= Set problem =
Examine each line of the data. Copy those that contain the string "JSON".

= Given information =
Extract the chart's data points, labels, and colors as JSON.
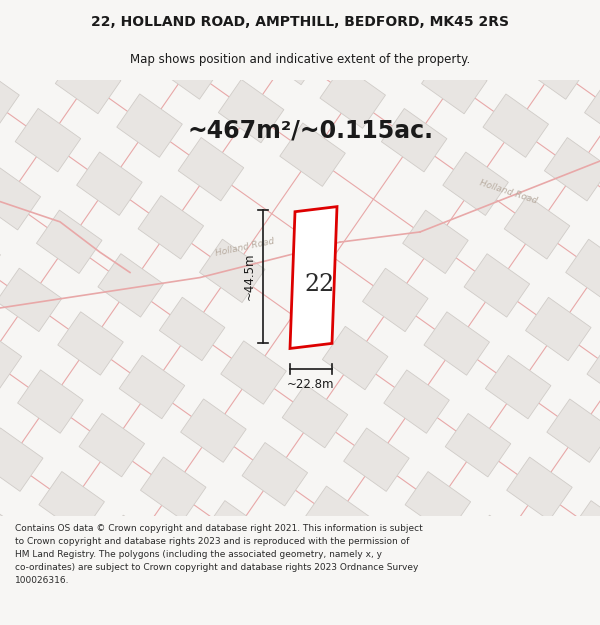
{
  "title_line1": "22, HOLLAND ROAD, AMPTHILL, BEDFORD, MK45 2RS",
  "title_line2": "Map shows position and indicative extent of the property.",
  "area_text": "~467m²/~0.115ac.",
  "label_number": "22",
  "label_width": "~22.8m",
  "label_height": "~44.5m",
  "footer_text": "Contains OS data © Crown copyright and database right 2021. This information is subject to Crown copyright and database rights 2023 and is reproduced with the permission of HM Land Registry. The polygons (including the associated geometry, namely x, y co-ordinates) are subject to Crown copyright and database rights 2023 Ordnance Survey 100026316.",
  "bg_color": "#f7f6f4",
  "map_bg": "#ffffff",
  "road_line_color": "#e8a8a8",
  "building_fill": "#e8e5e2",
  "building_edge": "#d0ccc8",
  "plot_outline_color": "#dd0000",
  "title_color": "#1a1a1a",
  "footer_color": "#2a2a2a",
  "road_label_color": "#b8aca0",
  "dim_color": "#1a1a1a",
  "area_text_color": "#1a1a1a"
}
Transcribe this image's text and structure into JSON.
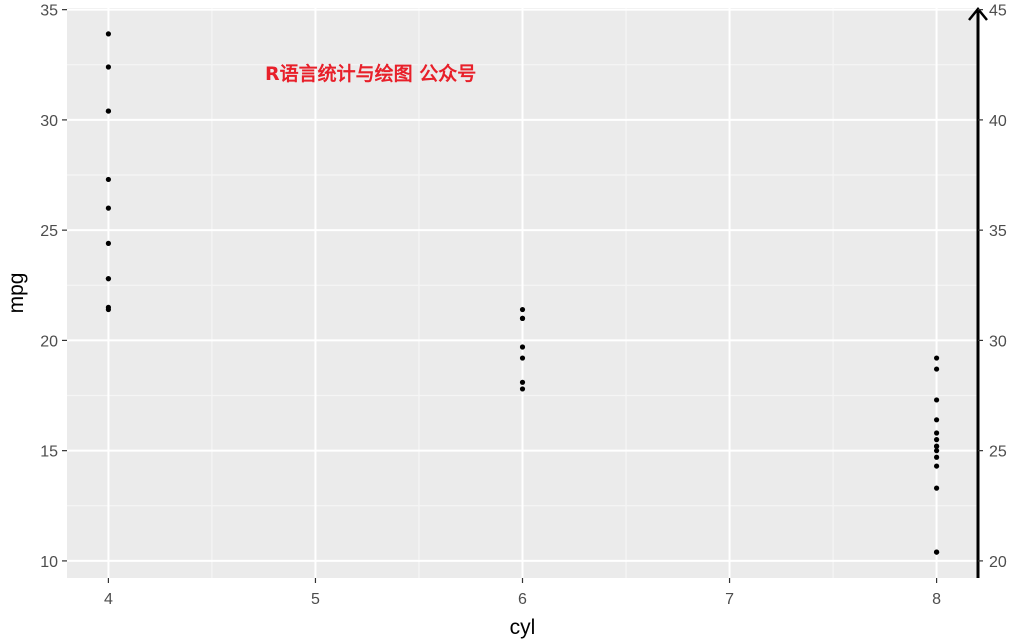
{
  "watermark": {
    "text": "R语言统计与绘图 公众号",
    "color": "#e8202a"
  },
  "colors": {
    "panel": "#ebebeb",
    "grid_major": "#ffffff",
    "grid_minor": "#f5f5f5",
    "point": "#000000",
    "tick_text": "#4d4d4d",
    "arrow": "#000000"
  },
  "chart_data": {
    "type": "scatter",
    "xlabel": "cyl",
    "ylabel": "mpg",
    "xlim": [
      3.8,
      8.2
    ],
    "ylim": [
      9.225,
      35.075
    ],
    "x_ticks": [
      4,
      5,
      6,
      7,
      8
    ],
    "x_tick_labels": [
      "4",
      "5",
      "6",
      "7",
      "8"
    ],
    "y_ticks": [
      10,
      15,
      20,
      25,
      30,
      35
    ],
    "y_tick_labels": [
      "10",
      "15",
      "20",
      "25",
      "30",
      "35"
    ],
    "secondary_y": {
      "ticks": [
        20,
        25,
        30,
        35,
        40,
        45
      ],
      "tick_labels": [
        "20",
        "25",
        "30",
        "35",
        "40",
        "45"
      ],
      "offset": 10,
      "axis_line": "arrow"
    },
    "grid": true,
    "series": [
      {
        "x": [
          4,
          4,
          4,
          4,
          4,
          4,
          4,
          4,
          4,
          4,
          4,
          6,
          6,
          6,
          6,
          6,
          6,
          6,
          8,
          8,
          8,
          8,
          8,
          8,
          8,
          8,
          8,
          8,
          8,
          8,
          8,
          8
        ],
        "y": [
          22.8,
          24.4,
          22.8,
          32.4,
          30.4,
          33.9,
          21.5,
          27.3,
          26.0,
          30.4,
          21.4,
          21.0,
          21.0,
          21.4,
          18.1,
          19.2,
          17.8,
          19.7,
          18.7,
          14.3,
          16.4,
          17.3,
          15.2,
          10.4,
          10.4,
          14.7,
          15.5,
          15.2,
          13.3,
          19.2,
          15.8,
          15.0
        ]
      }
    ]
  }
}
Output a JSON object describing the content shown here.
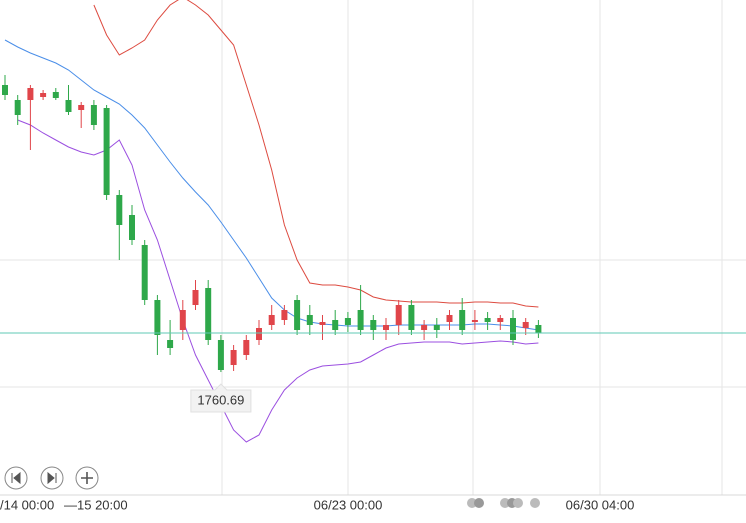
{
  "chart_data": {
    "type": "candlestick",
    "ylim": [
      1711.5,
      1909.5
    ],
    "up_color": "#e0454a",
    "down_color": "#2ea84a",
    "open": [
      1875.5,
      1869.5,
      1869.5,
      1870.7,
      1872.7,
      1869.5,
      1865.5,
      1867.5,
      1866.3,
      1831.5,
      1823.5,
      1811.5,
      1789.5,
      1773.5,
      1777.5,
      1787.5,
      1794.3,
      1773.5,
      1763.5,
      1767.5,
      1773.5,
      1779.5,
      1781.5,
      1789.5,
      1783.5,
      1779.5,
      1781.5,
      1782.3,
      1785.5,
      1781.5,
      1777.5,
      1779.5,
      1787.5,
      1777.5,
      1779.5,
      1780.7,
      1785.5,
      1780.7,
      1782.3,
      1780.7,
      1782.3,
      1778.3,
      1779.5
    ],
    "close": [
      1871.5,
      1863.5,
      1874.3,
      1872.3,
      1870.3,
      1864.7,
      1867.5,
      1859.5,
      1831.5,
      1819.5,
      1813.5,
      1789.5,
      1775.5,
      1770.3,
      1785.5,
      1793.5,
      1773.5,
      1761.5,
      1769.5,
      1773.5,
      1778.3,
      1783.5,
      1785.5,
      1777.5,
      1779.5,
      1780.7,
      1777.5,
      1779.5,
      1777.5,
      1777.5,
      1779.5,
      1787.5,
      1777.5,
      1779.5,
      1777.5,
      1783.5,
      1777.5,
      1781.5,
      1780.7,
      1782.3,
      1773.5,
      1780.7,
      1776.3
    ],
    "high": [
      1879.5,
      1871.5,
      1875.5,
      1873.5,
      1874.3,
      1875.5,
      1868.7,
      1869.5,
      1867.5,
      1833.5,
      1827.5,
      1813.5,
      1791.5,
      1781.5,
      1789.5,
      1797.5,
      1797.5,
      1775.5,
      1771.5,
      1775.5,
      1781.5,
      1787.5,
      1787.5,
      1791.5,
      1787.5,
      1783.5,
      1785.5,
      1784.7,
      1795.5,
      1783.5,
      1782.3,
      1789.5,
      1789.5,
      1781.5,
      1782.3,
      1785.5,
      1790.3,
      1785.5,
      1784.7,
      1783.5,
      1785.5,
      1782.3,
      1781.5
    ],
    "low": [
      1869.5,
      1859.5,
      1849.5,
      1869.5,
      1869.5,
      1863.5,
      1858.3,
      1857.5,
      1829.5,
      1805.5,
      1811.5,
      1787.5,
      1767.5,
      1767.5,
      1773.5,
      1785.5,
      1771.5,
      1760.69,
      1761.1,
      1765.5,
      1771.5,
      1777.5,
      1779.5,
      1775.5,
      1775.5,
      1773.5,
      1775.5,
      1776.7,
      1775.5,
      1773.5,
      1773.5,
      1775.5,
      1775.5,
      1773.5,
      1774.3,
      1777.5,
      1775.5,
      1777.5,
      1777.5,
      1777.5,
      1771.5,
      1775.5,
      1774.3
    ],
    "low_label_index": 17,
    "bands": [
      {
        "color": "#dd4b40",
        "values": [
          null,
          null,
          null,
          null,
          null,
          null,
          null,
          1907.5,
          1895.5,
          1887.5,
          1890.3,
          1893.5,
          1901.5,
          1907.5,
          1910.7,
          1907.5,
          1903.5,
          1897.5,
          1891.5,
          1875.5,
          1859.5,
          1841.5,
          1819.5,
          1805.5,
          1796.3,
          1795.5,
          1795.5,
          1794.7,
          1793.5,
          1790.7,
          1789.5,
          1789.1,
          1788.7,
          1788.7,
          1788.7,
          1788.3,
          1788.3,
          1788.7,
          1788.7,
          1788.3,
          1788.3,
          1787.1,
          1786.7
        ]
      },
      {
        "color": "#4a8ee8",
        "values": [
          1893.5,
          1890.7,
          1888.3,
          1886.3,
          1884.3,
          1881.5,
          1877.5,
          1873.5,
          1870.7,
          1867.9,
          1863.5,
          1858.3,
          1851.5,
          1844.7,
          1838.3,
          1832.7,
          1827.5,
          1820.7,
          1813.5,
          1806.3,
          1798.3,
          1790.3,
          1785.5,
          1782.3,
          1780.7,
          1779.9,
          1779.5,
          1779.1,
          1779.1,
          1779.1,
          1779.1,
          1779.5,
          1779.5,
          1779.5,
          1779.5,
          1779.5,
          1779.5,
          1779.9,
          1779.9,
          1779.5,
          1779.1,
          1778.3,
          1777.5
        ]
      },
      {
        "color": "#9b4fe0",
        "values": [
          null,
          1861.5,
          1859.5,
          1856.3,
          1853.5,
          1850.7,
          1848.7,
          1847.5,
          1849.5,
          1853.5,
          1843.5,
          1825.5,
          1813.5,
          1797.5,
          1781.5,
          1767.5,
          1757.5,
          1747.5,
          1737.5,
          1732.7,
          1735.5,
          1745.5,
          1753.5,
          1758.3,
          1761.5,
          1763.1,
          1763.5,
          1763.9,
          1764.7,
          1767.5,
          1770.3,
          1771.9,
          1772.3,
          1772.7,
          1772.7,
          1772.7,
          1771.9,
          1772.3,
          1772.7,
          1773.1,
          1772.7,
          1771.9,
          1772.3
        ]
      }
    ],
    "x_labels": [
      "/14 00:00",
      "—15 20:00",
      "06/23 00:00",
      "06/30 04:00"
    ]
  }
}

= Solved problem =
Extract the chart's data points, labels, and colors as JSON.
Transcribe this image's text and structure into JSON.
Output a JSON object describing the content shown here.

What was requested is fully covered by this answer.